Data entries
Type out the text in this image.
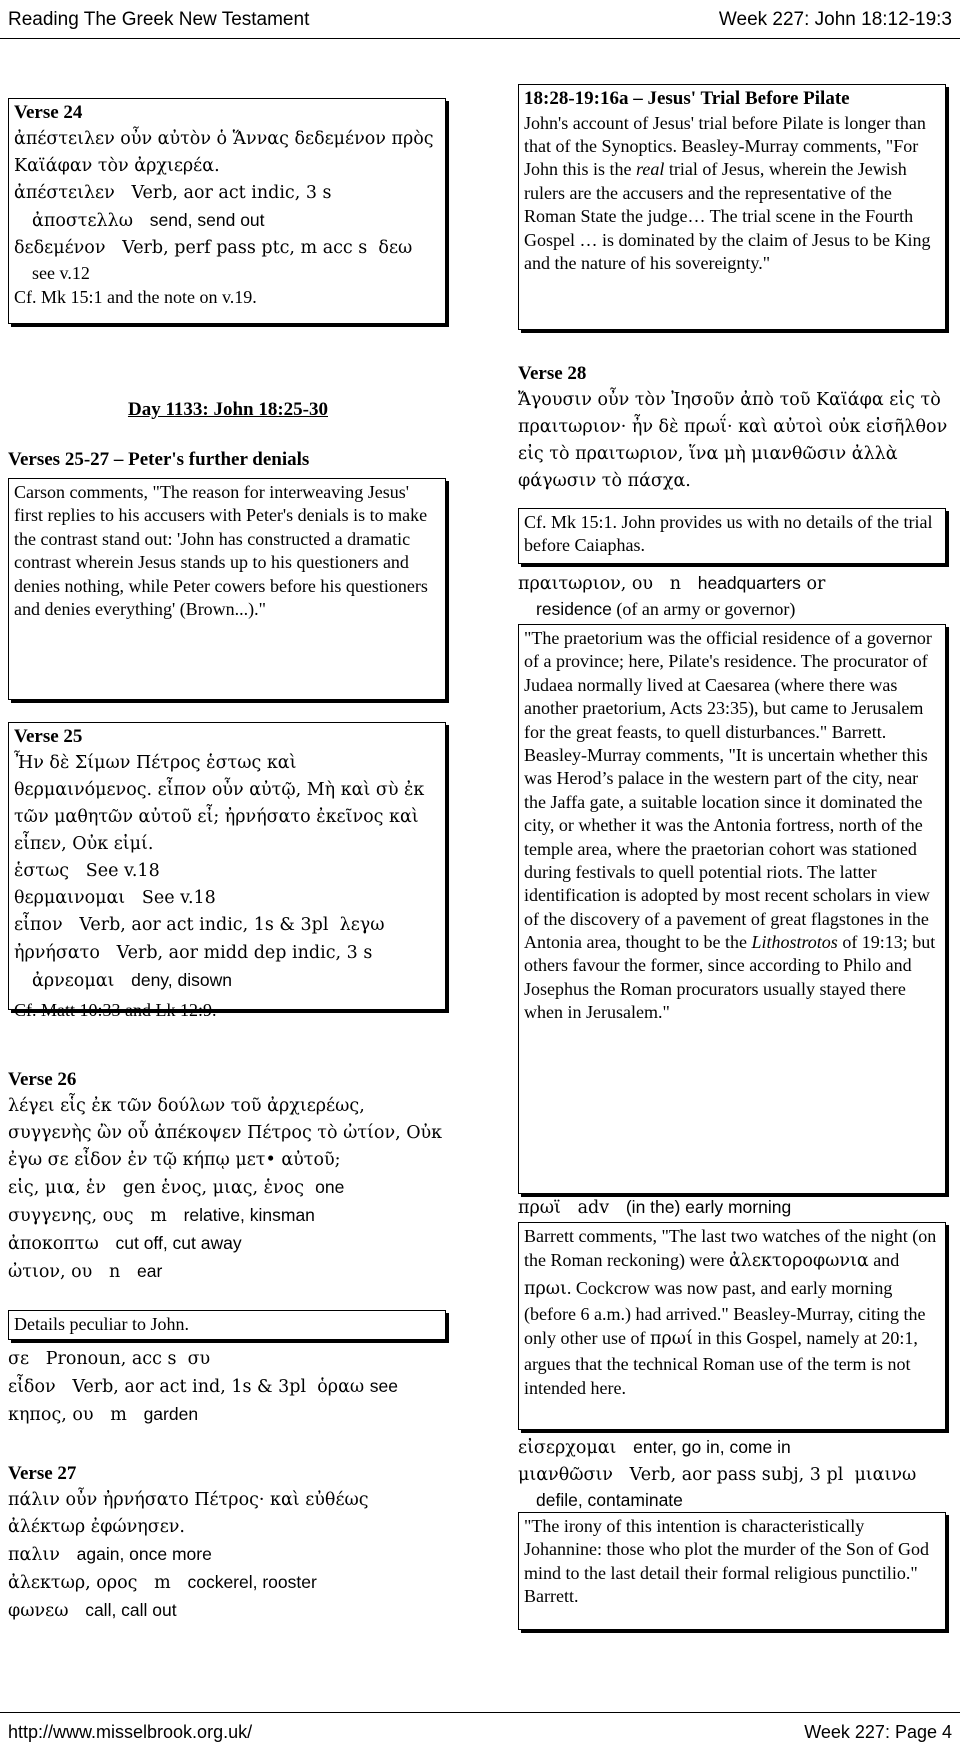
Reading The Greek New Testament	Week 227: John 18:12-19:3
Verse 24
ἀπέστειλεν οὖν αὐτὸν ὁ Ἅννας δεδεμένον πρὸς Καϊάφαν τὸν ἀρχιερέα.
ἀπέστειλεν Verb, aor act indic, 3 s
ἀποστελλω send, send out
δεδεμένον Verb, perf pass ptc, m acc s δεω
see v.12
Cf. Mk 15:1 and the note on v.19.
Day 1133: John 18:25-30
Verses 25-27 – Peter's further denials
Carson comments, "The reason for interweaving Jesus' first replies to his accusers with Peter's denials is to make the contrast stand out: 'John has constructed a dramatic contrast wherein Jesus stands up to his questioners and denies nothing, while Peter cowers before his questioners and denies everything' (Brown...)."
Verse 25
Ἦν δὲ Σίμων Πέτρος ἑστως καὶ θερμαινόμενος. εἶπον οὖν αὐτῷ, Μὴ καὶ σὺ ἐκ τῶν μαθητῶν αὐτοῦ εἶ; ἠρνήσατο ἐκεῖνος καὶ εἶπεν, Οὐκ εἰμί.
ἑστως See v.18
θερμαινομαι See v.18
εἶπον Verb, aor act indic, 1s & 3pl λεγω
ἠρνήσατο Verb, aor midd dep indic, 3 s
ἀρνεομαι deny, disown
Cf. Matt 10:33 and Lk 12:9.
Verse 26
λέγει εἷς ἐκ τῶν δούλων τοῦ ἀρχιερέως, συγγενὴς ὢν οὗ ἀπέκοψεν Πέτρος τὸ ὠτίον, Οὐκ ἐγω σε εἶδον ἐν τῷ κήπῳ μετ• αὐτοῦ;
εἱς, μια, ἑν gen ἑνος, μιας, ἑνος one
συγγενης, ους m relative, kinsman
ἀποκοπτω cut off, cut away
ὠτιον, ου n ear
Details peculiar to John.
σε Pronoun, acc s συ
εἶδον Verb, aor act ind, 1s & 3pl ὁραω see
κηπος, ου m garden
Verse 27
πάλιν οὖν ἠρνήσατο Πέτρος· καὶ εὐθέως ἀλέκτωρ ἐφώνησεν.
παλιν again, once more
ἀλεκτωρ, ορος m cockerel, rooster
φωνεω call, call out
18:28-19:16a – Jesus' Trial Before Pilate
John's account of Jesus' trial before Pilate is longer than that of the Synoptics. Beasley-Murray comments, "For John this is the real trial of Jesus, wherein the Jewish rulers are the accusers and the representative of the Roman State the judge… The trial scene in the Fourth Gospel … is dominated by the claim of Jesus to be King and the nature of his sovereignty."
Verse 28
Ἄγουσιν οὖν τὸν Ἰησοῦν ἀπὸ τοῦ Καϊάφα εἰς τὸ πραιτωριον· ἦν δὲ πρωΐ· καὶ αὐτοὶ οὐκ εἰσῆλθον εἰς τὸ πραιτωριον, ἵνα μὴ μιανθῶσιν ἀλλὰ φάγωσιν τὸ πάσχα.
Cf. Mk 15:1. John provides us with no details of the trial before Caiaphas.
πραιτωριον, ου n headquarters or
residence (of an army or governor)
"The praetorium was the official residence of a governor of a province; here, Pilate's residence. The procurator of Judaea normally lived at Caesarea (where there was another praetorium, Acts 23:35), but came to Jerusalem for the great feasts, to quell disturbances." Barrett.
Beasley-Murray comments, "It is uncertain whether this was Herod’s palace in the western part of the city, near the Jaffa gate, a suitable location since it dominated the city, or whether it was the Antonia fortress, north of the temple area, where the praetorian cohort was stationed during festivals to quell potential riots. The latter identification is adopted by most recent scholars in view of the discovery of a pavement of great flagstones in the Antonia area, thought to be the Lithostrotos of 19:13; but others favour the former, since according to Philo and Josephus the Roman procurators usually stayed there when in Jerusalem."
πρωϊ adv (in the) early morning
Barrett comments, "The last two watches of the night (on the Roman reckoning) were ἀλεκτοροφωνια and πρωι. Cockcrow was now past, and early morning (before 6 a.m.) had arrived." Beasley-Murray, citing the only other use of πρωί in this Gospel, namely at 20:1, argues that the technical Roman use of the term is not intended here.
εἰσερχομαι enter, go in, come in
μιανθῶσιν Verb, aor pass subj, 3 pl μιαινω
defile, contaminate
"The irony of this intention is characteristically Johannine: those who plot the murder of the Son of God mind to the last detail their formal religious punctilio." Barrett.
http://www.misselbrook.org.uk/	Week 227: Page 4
* * *
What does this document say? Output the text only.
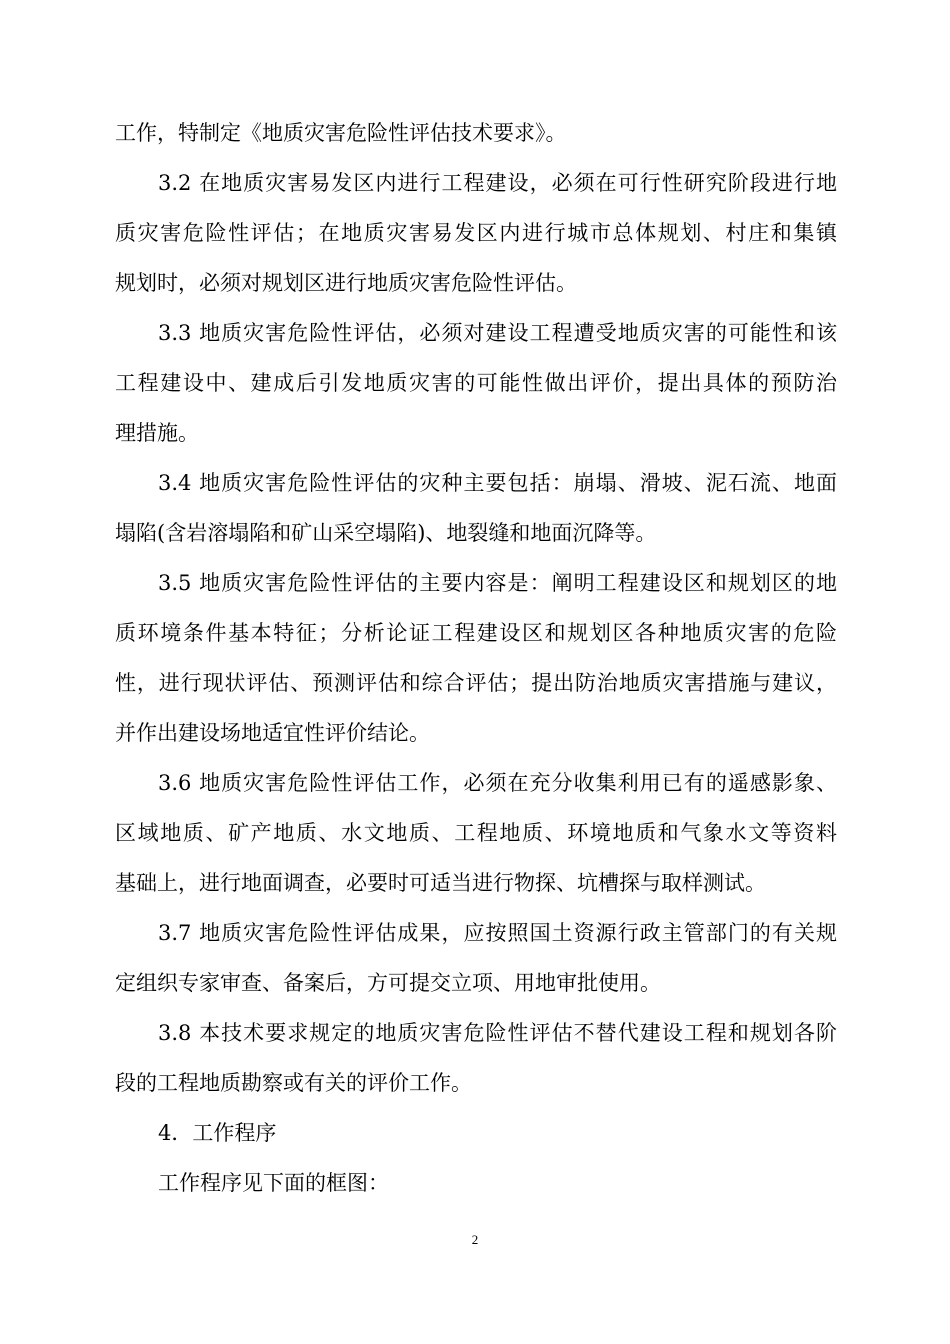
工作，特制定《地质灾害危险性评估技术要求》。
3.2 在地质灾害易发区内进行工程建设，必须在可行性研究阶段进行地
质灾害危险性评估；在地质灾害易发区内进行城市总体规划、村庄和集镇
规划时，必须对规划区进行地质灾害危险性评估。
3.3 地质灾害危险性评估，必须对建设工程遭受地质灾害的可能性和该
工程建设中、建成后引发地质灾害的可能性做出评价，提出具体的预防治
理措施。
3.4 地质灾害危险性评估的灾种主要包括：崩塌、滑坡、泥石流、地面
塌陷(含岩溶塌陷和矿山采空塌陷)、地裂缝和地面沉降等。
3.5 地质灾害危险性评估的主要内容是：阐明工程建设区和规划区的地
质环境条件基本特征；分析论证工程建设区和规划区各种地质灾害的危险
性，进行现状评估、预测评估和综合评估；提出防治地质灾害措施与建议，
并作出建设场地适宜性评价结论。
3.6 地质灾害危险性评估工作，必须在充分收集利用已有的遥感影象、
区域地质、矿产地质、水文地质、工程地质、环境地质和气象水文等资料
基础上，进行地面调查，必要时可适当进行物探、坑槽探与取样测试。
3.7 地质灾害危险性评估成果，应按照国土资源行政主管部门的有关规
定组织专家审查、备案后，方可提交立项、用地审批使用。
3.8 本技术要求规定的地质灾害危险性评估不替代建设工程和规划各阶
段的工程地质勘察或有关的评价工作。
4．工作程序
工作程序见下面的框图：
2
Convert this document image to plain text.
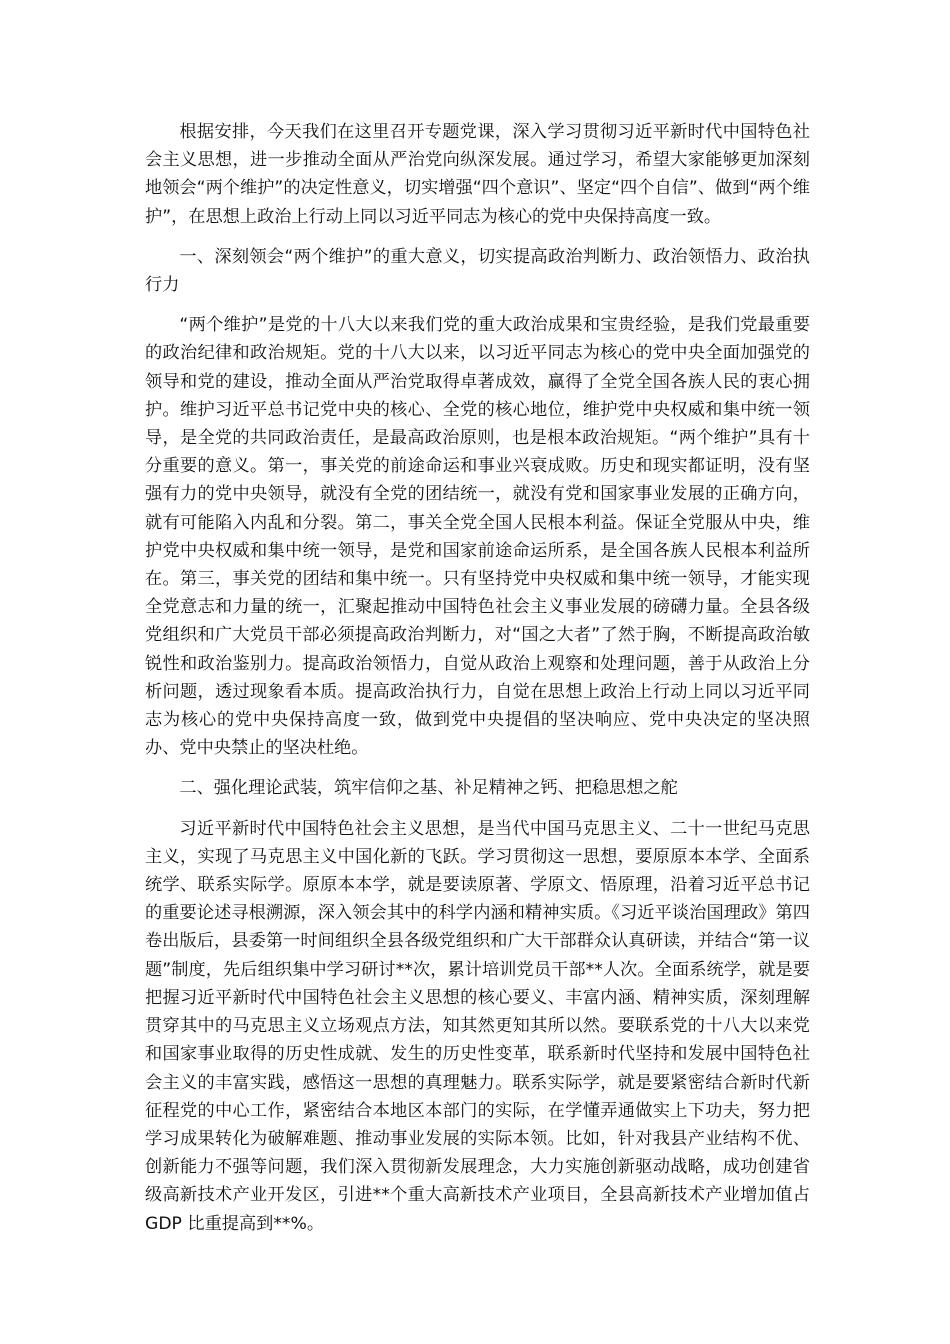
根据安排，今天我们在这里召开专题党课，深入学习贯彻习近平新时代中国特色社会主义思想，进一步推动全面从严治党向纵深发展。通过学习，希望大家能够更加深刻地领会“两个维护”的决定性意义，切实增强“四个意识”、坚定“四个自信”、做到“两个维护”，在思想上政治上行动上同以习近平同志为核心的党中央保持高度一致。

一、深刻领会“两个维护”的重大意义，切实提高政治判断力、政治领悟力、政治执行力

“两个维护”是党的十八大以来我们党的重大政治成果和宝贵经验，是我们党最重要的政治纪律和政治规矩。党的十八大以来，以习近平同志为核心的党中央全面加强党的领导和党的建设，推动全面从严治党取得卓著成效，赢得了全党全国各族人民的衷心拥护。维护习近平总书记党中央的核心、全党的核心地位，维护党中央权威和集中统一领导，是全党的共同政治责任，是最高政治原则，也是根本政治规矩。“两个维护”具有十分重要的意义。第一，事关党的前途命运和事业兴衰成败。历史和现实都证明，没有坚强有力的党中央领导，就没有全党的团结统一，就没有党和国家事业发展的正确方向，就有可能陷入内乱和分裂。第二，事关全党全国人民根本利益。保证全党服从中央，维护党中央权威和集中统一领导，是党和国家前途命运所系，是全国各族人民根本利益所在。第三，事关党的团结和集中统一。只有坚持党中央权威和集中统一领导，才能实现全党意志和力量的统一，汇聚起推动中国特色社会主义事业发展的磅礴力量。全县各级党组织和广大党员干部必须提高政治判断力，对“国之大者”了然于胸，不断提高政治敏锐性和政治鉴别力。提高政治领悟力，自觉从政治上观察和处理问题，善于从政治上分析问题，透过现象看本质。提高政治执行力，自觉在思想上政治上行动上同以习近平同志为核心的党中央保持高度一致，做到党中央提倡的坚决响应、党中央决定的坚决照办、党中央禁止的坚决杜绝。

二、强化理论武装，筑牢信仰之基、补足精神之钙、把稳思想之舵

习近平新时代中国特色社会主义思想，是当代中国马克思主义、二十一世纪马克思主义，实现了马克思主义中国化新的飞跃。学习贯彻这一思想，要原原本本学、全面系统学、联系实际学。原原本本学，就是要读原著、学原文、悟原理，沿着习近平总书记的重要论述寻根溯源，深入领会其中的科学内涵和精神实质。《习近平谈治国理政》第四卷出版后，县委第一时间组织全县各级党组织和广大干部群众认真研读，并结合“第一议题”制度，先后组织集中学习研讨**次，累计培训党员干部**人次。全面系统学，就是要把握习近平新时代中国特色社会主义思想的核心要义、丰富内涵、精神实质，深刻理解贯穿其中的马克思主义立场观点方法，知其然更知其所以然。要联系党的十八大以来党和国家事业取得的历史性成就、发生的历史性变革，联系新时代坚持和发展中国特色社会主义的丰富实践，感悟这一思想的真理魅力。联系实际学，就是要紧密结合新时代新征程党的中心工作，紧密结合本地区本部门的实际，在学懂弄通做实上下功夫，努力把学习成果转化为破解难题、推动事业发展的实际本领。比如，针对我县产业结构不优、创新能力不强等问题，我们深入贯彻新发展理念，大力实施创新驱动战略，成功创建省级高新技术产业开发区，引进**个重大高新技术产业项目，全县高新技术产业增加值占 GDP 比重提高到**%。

■ **WHAT YOU ARE ASKED TO DO**
Your answer should be a single number: the count of lines containing the word "μιανθῶσιν".

■ **THE RESULT**
2